— Data lines —
• • •

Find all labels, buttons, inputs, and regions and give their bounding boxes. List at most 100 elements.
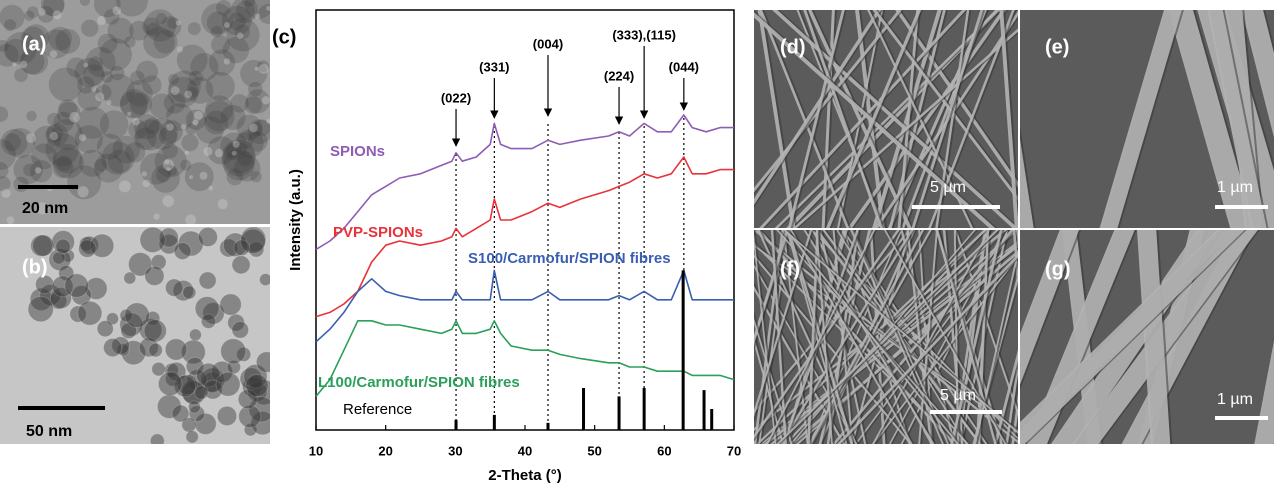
particle [151,361,166,377]
particle [80,235,100,255]
particle [215,371,241,397]
particle [78,236,95,252]
particle [177,230,204,257]
speckle [254,13,261,19]
fibre [754,230,789,345]
speckle [192,119,199,126]
speckle [254,66,259,71]
speckle [77,186,89,198]
particle [58,264,75,282]
fibre-shadow [937,10,972,228]
particle [109,65,125,81]
scale-bar-label: 20 nm [22,200,68,217]
particle [0,176,11,192]
particle [165,103,194,131]
series-label: PVP-SPIONs [333,224,423,241]
speckle [199,171,208,180]
fibre [1136,230,1171,444]
particle [107,17,134,44]
particle [3,133,21,151]
particle [32,125,61,154]
particle [97,33,118,54]
particle [120,322,138,340]
particle [103,9,120,25]
xrd-trace [315,114,734,251]
particle [78,239,97,258]
particle [13,154,43,184]
particle [198,271,217,290]
particle [111,336,130,355]
particle [101,73,135,107]
particle [46,125,64,143]
particle [79,0,90,6]
particle [196,116,224,144]
particle [128,119,148,140]
particle [69,305,87,323]
micrograph [754,230,1018,444]
particle [164,338,188,361]
speckle [36,202,49,215]
particle [203,100,235,132]
fibre [776,230,999,444]
particle [219,238,239,258]
particle [181,134,199,152]
particle [236,0,255,20]
particle [231,0,258,24]
particle [171,404,190,423]
particle [129,20,149,41]
speckle [96,15,107,26]
particle [125,142,146,163]
particle [144,9,177,42]
particle [181,417,197,433]
particle [139,227,166,254]
particle [130,70,145,86]
particle [67,165,102,200]
panel-label: (a) [22,33,46,55]
particle [51,119,83,151]
particle [190,53,219,82]
particle [202,301,225,325]
fibre [787,10,845,228]
particle [64,273,89,298]
fibre-shadow [838,255,1018,444]
speckle [217,199,228,210]
fibre-shadow [834,230,1016,444]
particle [250,410,270,436]
particle [79,149,107,177]
panel-label: (b) [22,256,48,278]
particle [45,123,69,147]
fibre [1168,10,1255,228]
fibre [754,12,996,228]
speckle [185,214,197,224]
fibre-shadow [789,10,847,228]
fibre [1207,10,1267,228]
particle [248,122,263,137]
fibre [1099,10,1182,228]
series-label: SPIONs [330,143,385,160]
particle [188,70,204,86]
particle [134,127,157,151]
particle [42,0,65,17]
particle [172,279,195,302]
speckle [166,123,174,131]
particle [85,47,116,78]
speckle [141,171,148,177]
speckle [166,167,171,172]
particle [245,373,269,398]
particle [116,0,149,17]
particle [96,133,123,160]
scale-bar-label: 50 nm [26,423,72,440]
particle [52,251,66,265]
particle [47,112,61,126]
speckle [164,159,170,165]
speckle [193,110,203,120]
particle [51,275,74,298]
particle [234,24,250,40]
fibre [911,10,984,228]
particle [236,346,252,363]
speckle [184,150,190,155]
speckle [266,5,270,11]
particle [52,157,74,179]
particle [164,278,184,297]
speckle [49,131,59,141]
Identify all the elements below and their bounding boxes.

• • •

Rewrite the part that opens with the line containing "particle [151,361,166,377]" and closes with the line containing "particle [69,305,87,323]", both lines included, as a Markdown table with the columns No. and Line. Give each line its own numbered table row, and skip any blank lines.

— Full response —
| No. | Line |
|---|---|
| 1 | particle [151,361,166,377] |
| 2 | particle [80,235,100,255] |
| 3 | particle [215,371,241,397] |
| 4 | particle [78,236,95,252] |
| 5 | particle [177,230,204,257] |
| 6 | speckle [254,13,261,19] |
| 7 | fibre [754,230,789,345] |
| 8 | speckle [192,119,199,126] |
| 9 | speckle [254,66,259,71] |
| 10 | speckle [77,186,89,198] |
| 11 | particle [58,264,75,282] |
| 12 | fibre-shadow [937,10,972,228] |
| 13 | particle [109,65,125,81] |
| 14 | scale-bar-label: 20 nm [22,200,68,217] |
| 15 | particle [0,176,11,192] |
| 16 | particle [165,103,194,131] |
| 17 | series-label: PVP-SPIONs [333,224,423,241] |
| 18 | speckle [199,171,208,180] |
| 19 | fibre [1136,230,1171,444] |
| 20 | particle [107,17,134,44] |
| 21 | particle [3,133,21,151] |
| 22 | particle [32,125,61,154] |
| 23 | particle [97,33,118,54] |
| 24 | particle [120,322,138,340] |
| 25 | particle [103,9,120,25] |
| 26 | xrd-trace [315,114,734,251] |
| 27 | particle [78,239,97,258] |
| 28 | particle [13,154,43,184] |
| 29 | particle [198,271,217,290] |
| 30 | particle [111,336,130,355] |
| 31 | particle [101,73,135,107] |
| 32 | particle [46,125,64,143] |
| 33 | particle [79,0,90,6] |
| 34 | particle [196,116,224,144] |
| 35 | particle [128,119,148,140] |
| 36 | particle [69,305,87,323] |